TASK PROMPT
Only the pictures stay out; every record is to be quoted exactly.

Records excerpted from a collection

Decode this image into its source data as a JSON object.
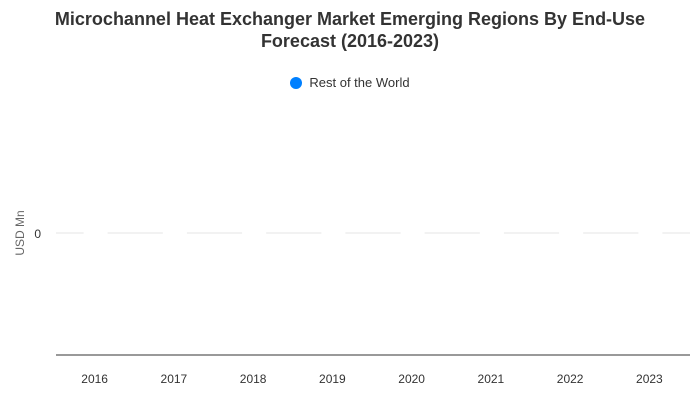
{
  "title_line1": "Microchannel Heat Exchanger Market Emerging Regions By End-Use",
  "title_line2": "Forecast (2016-2023)",
  "legend": {
    "label": "Rest of the World",
    "color": "#0080ff"
  },
  "chart_data": {
    "type": "bar",
    "title": "Microchannel Heat Exchanger Market Emerging Regions By End-Use Forecast (2016-2023)",
    "categories": [
      "2016",
      "2017",
      "2018",
      "2019",
      "2020",
      "2021",
      "2022",
      "2023"
    ],
    "series": [
      {
        "name": "Rest of the World",
        "values": [
          0,
          0,
          0,
          0,
          0,
          0,
          0,
          0
        ],
        "color": "#0080ff"
      }
    ],
    "xlabel": "",
    "ylabel": "USD Mn",
    "y_ticks": [
      "0"
    ],
    "grid": true,
    "legend_position": "top-center"
  }
}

REPLY
Decode this image into its source data as a JSON object.
{
  "title_line1": "Microchannel Heat Exchanger Market Emerging Regions By End-Use",
  "title_line2": "Forecast (2016-2023)",
  "legend": {
    "label": "Rest of the World",
    "color": "#0080ff"
  },
  "chart_data": {
    "type": "bar",
    "title": "Microchannel Heat Exchanger Market Emerging Regions By End-Use Forecast (2016-2023)",
    "categories": [
      "2016",
      "2017",
      "2018",
      "2019",
      "2020",
      "2021",
      "2022",
      "2023"
    ],
    "series": [
      {
        "name": "Rest of the World",
        "values": [
          0,
          0,
          0,
          0,
          0,
          0,
          0,
          0
        ],
        "color": "#0080ff"
      }
    ],
    "xlabel": "",
    "ylabel": "USD Mn",
    "y_ticks": [
      "0"
    ],
    "grid": true,
    "legend_position": "top-center"
  }
}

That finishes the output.